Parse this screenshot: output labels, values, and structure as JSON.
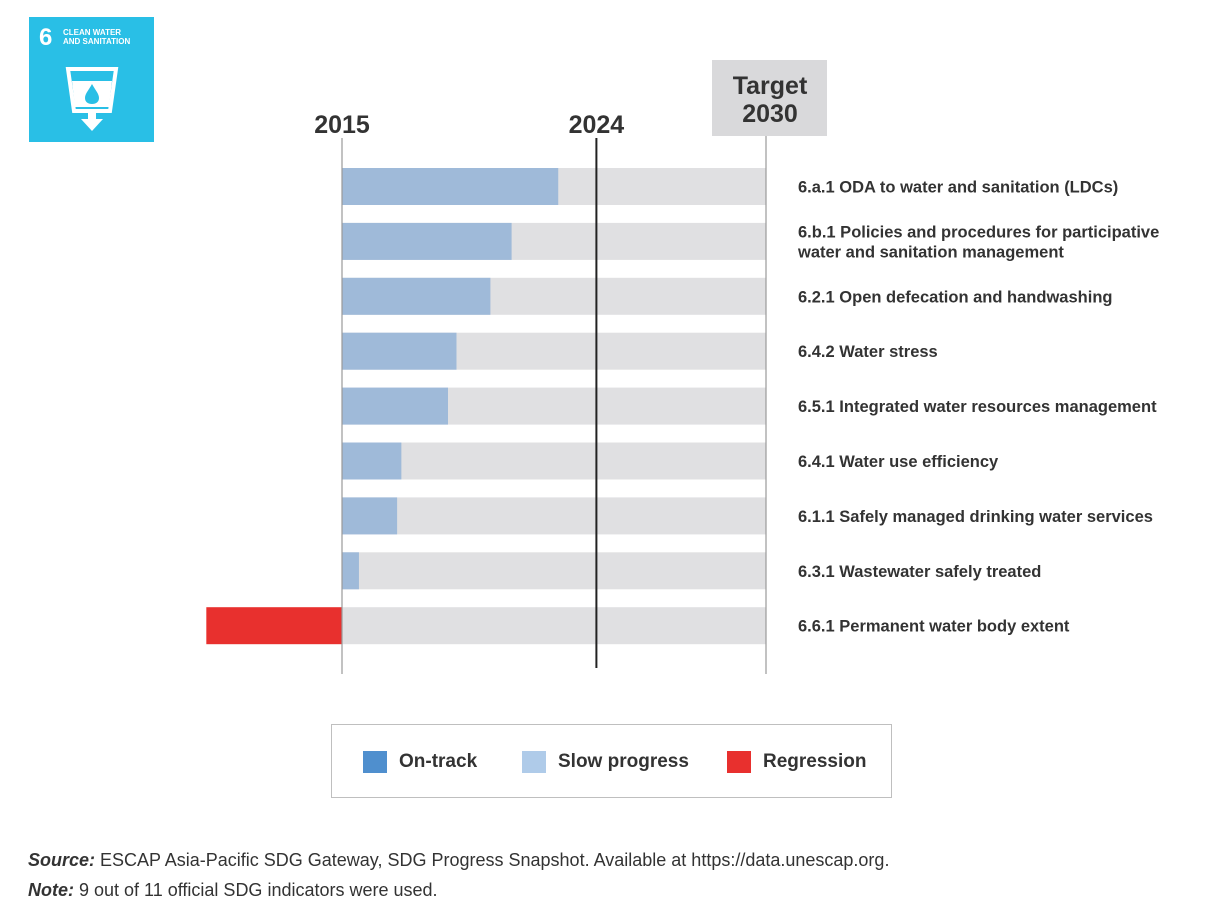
{
  "logo": {
    "number": "6",
    "name_line1": "CLEAN WATER",
    "name_line2": "AND SANITATION",
    "color": "#29bfe6"
  },
  "chart_data": {
    "type": "bar",
    "orientation": "horizontal",
    "axis_markers": [
      {
        "label": "2015",
        "value": 0
      },
      {
        "label": "2024",
        "value": 0.6
      },
      {
        "label": "Target\n2030",
        "value": 1.0
      }
    ],
    "xlim": [
      -0.32,
      1.0
    ],
    "categories": [
      "6.a.1 ODA to water and sanitation (LDCs)",
      "6.b.1 Policies and procedures for participative water and sanitation management",
      "6.2.1 Open defecation and handwashing",
      "6.4.2 Water stress",
      "6.5.1 Integrated water resources management",
      "6.4.1 Water use efficiency",
      "6.1.1 Safely managed drinking water services",
      "6.3.1 Wastewater safely treated",
      "6.6.1 Permanent water body extent"
    ],
    "label_lines": [
      [
        "6.a.1 ODA to water and sanitation (LDCs)"
      ],
      [
        "6.b.1 Policies and procedures for participative",
        "water and sanitation management"
      ],
      [
        "6.2.1 Open defecation and handwashing"
      ],
      [
        "6.4.2 Water stress"
      ],
      [
        "6.5.1 Integrated water resources management"
      ],
      [
        "6.4.1 Water use efficiency"
      ],
      [
        "6.1.1 Safely managed drinking water services"
      ],
      [
        "6.3.1 Wastewater safely treated"
      ],
      [
        "6.6.1 Permanent water body extent"
      ]
    ],
    "values": [
      0.51,
      0.4,
      0.35,
      0.27,
      0.25,
      0.14,
      0.13,
      0.04,
      -0.32
    ],
    "status": [
      "slow",
      "slow",
      "slow",
      "slow",
      "slow",
      "slow",
      "slow",
      "slow",
      "regression"
    ],
    "colors": {
      "on_track": "#4f8fce",
      "slow": "#9fbad9",
      "regression": "#e8302e",
      "track": "#e0e0e2",
      "target_box": "#d9d9db"
    }
  },
  "legend": {
    "items": [
      {
        "label": "On-track",
        "color": "#4f8fce"
      },
      {
        "label": "Slow progress",
        "color": "#afcbe9"
      },
      {
        "label": "Regression",
        "color": "#e8302e"
      }
    ]
  },
  "footer": {
    "source_label": "Source:",
    "source_text": " ESCAP Asia-Pacific SDG Gateway, SDG Progress Snapshot. Available at https://data.unescap.org.",
    "note_label": "Note:",
    "note_text": " 9 out of 11 official SDG indicators were used."
  }
}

----

WORK REQUIRED: Reproduce the entries exactly. Do not carry over any picture.

SOLUTION BELOW:
Parse this screenshot: output labels, values, and structure as JSON.
{
  "logo": {
    "number": "6",
    "name_line1": "CLEAN WATER",
    "name_line2": "AND SANITATION",
    "color": "#29bfe6"
  },
  "chart_data": {
    "type": "bar",
    "orientation": "horizontal",
    "axis_markers": [
      {
        "label": "2015",
        "value": 0
      },
      {
        "label": "2024",
        "value": 0.6
      },
      {
        "label": "Target\n2030",
        "value": 1.0
      }
    ],
    "xlim": [
      -0.32,
      1.0
    ],
    "categories": [
      "6.a.1 ODA to water and sanitation (LDCs)",
      "6.b.1 Policies and procedures for participative water and sanitation management",
      "6.2.1 Open defecation and handwashing",
      "6.4.2 Water stress",
      "6.5.1 Integrated water resources management",
      "6.4.1 Water use efficiency",
      "6.1.1 Safely managed drinking water services",
      "6.3.1 Wastewater safely treated",
      "6.6.1 Permanent water body extent"
    ],
    "label_lines": [
      [
        "6.a.1 ODA to water and sanitation (LDCs)"
      ],
      [
        "6.b.1 Policies and procedures for participative",
        "water and sanitation management"
      ],
      [
        "6.2.1 Open defecation and handwashing"
      ],
      [
        "6.4.2 Water stress"
      ],
      [
        "6.5.1 Integrated water resources management"
      ],
      [
        "6.4.1 Water use efficiency"
      ],
      [
        "6.1.1 Safely managed drinking water services"
      ],
      [
        "6.3.1 Wastewater safely treated"
      ],
      [
        "6.6.1 Permanent water body extent"
      ]
    ],
    "values": [
      0.51,
      0.4,
      0.35,
      0.27,
      0.25,
      0.14,
      0.13,
      0.04,
      -0.32
    ],
    "status": [
      "slow",
      "slow",
      "slow",
      "slow",
      "slow",
      "slow",
      "slow",
      "slow",
      "regression"
    ],
    "colors": {
      "on_track": "#4f8fce",
      "slow": "#9fbad9",
      "regression": "#e8302e",
      "track": "#e0e0e2",
      "target_box": "#d9d9db"
    }
  },
  "legend": {
    "items": [
      {
        "label": "On-track",
        "color": "#4f8fce"
      },
      {
        "label": "Slow progress",
        "color": "#afcbe9"
      },
      {
        "label": "Regression",
        "color": "#e8302e"
      }
    ]
  },
  "footer": {
    "source_label": "Source:",
    "source_text": " ESCAP Asia-Pacific SDG Gateway, SDG Progress Snapshot. Available at https://data.unescap.org.",
    "note_label": "Note:",
    "note_text": " 9 out of 11 official SDG indicators were used."
  }
}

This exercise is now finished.